Exercise aim:
Take the material below and retype it in full; pictures are left out.

Data excerpts:
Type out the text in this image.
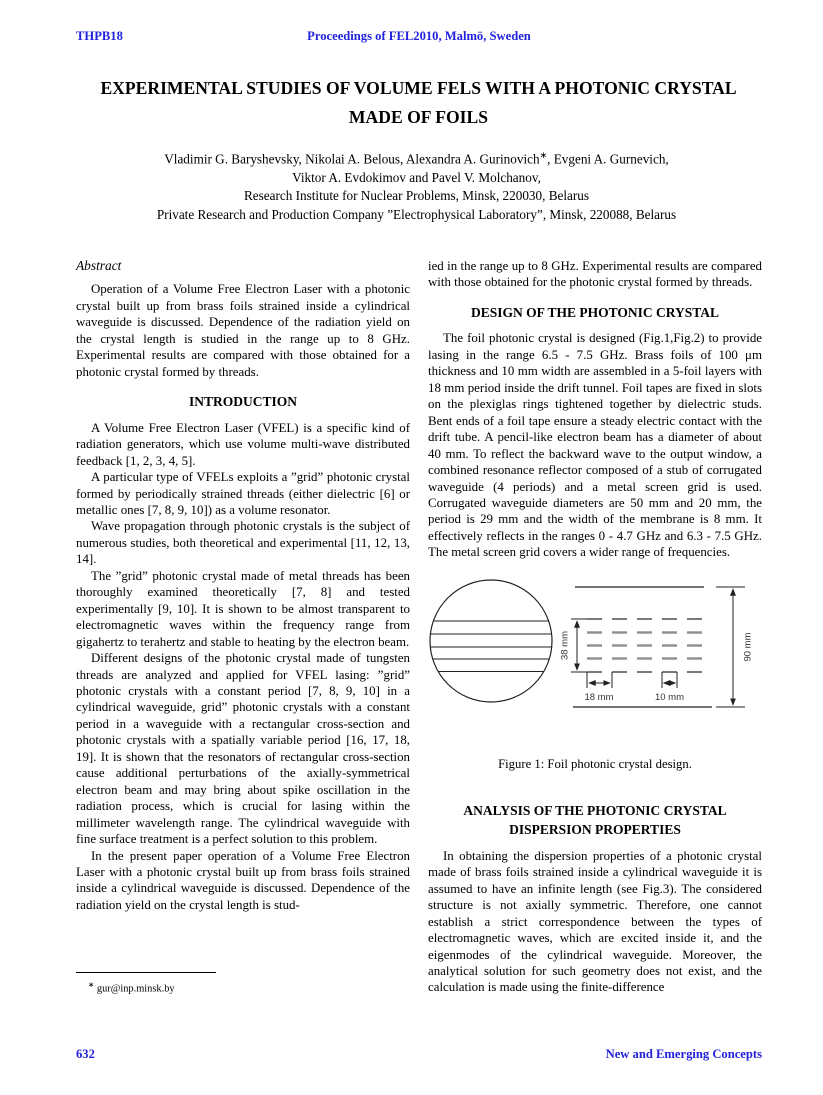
THPB18	Proceedings of FEL2010, Malmö, Sweden
EXPERIMENTAL STUDIES OF VOLUME FELS WITH A PHOTONIC CRYSTAL MADE OF FOILS
Vladimir G. Baryshevsky, Nikolai A. Belous, Alexandra A. Gurinovich∗, Evgeni A. Gurnevich,
Viktor A. Evdokimov and Pavel V. Molchanov,
Research Institute for Nuclear Problems, Minsk, 220030, Belarus
Private Research and Production Company ”Electrophysical Laboratory”, Minsk, 220088, Belarus
Abstract

Operation of a Volume Free Electron Laser with a photonic crystal built up from brass foils strained inside a cylindrical waveguide is discussed. Dependence of the radiation yield on the crystal length is studied in the range up to 8 GHz. Experimental results are compared with those obtained for a photonic crystal formed by threads.

INTRODUCTION

A Volume Free Electron Laser (VFEL) is a specific kind of radiation generators, which use volume multi-wave distributed feedback [1, 2, 3, 4, 5].

A particular type of VFELs exploits a ”grid” photonic crystal formed by periodically strained threads (either dielectric [6] or metallic ones [7, 8, 9, 10]) as a volume resonator.

Wave propagation through photonic crystals is the subject of numerous studies, both theoretical and experimental [11, 12, 13, 14].

The ”grid” photonic crystal made of metal threads has been thoroughly examined theoretically [7, 8] and tested experimentally [9, 10]. It is shown to be almost transparent to electromagnetic waves within the frequency range from gigahertz to terahertz and stable to heating by the electron beam.

Different designs of the photonic crystal made of tungsten threads are analyzed and applied for VFEL lasing: ”grid” photonic crystals with a constant period [7, 8, 9, 10] in a cylindrical waveguide, grid” photonic crystals with a constant period in a waveguide with a rectangular cross-section and photonic crystals with a spatially variable period [16, 17, 18, 19]. It is shown that the resonators of rectangular cross-section cause additional perturbations of the axially-symmetrical electron beam and may bring about spike oscillation in the radiation process, which is crucial for lasing within the millimeter wavelength range. The cylindrical waveguide with fine surface treatment is a perfect solution to this problem.

In the present paper operation of a Volume Free Electron Laser with a photonic crystal built up from brass foils strained inside a cylindrical waveguide is discussed. Dependence of the radiation yield on the crystal length is stud-

∗ gur@inp.minsk.by

ied in the range up to 8 GHz. Experimental results are compared with those obtained for the photonic crystal formed by threads.

DESIGN OF THE PHOTONIC CRYSTAL

The foil photonic crystal is designed (Fig.1,Fig.2) to provide lasing in the range 6.5 - 7.5 GHz. Brass foils of 100 μm thickness and 10 mm width are assembled in a 5-foil layers with 18 mm period inside the drift tunnel. Foil tapes are fixed in slots on the plexiglas rings tightened together by dielectric studs. Bent ends of a foil tape ensure a steady electric contact with the drift tube. A pencil-like electron beam has a diameter of about 40 mm. To reflect the backward wave to the output window, a combined resonance reflector composed of a stub of corrugated waveguide (4 periods) and a metal screen grid is used. Corrugated waveguide diameters are 50 mm and 20 mm, the period is 29 mm and the width of the membrane is 8 mm. It effectively reflects in the ranges 0 - 4.7 GHz and 6.3 - 7.5 GHz. The metal screen grid covers a wider range of frequencies.

38 mm	90 mm
18 mm	10 mm
Figure 1: Foil photonic crystal design.
ANALYSIS OF THE PHOTONIC CRYSTAL DISPERSION PROPERTIES

In obtaining the dispersion properties of a photonic crystal made of brass foils strained inside a cylindrical waveguide it is assumed to have an infinite length (see Fig.3). The considered structure is not axially symmetric. Therefore, one cannot establish a strict correspondence between the types of electromagnetic waves, which are excited inside it, and the eigenmodes of the cylindrical waveguide. Moreover, the analytical solution for such geometry does not exist, and the calculation is made using the finite-difference

632	New and Emerging Concepts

Completed task:
Type out the text in this image.
THPB18	Proceedings of FEL2010, Malmö, Sweden
EXPERIMENTAL STUDIES OF VOLUME FELS WITH A PHOTONIC CRYSTAL MADE OF FOILS
Vladimir G. Baryshevsky, Nikolai A. Belous, Alexandra A. Gurinovich∗, Evgeni A. Gurnevich,
Viktor A. Evdokimov and Pavel V. Molchanov,
Research Institute for Nuclear Problems, Minsk, 220030, Belarus
Private Research and Production Company ”Electrophysical Laboratory”, Minsk, 220088, Belarus
Abstract

Operation of a Volume Free Electron Laser with a photonic crystal built up from brass foils strained inside a cylindrical waveguide is discussed. Dependence of the radiation yield on the crystal length is studied in the range up to 8 GHz. Experimental results are compared with those obtained for a photonic crystal formed by threads.

INTRODUCTION

A Volume Free Electron Laser (VFEL) is a specific kind of radiation generators, which use volume multi-wave distributed feedback [1, 2, 3, 4, 5].

A particular type of VFELs exploits a ”grid” photonic crystal formed by periodically strained threads (either dielectric [6] or metallic ones [7, 8, 9, 10]) as a volume resonator.

Wave propagation through photonic crystals is the subject of numerous studies, both theoretical and experimental [11, 12, 13, 14].

The ”grid” photonic crystal made of metal threads has been thoroughly examined theoretically [7, 8] and tested experimentally [9, 10]. It is shown to be almost transparent to electromagnetic waves within the frequency range from gigahertz to terahertz and stable to heating by the electron beam.

Different designs of the photonic crystal made of tungsten threads are analyzed and applied for VFEL lasing: ”grid” photonic crystals with a constant period [7, 8, 9, 10] in a cylindrical waveguide, grid” photonic crystals with a constant period in a waveguide with a rectangular cross-section and photonic crystals with a spatially variable period [16, 17, 18, 19]. It is shown that the resonators of rectangular cross-section cause additional perturbations of the axially-symmetrical electron beam and may bring about spike oscillation in the radiation process, which is crucial for lasing within the millimeter wavelength range. The cylindrical waveguide with fine surface treatment is a perfect solution to this problem.

In the present paper operation of a Volume Free Electron Laser with a photonic crystal built up from brass foils strained inside a cylindrical waveguide is discussed. Dependence of the radiation yield on the crystal length is stud-

∗ gur@inp.minsk.by

ied in the range up to 8 GHz. Experimental results are compared with those obtained for the photonic crystal formed by threads.

DESIGN OF THE PHOTONIC CRYSTAL

The foil photonic crystal is designed (Fig.1,Fig.2) to provide lasing in the range 6.5 - 7.5 GHz. Brass foils of 100 μm thickness and 10 mm width are assembled in a 5-foil layers with 18 mm period inside the drift tunnel. Foil tapes are fixed in slots on the plexiglas rings tightened together by dielectric studs. Bent ends of a foil tape ensure a steady electric contact with the drift tube. A pencil-like electron beam has a diameter of about 40 mm. To reflect the backward wave to the output window, a combined resonance reflector composed of a stub of corrugated waveguide (4 periods) and a metal screen grid is used. Corrugated waveguide diameters are 50 mm and 20 mm, the period is 29 mm and the width of the membrane is 8 mm. It effectively reflects in the ranges 0 - 4.7 GHz and 6.3 - 7.5 GHz. The metal screen grid covers a wider range of frequencies.

38 mm	90 mm
18 mm	10 mm
Figure 1: Foil photonic crystal design.
ANALYSIS OF THE PHOTONIC CRYSTAL DISPERSION PROPERTIES

In obtaining the dispersion properties of a photonic crystal made of brass foils strained inside a cylindrical waveguide it is assumed to have an infinite length (see Fig.3). The considered structure is not axially symmetric. Therefore, one cannot establish a strict correspondence between the types of electromagnetic waves, which are excited inside it, and the eigenmodes of the cylindrical waveguide. Moreover, the analytical solution for such geometry does not exist, and the calculation is made using the finite-difference

632	New and Emerging Concepts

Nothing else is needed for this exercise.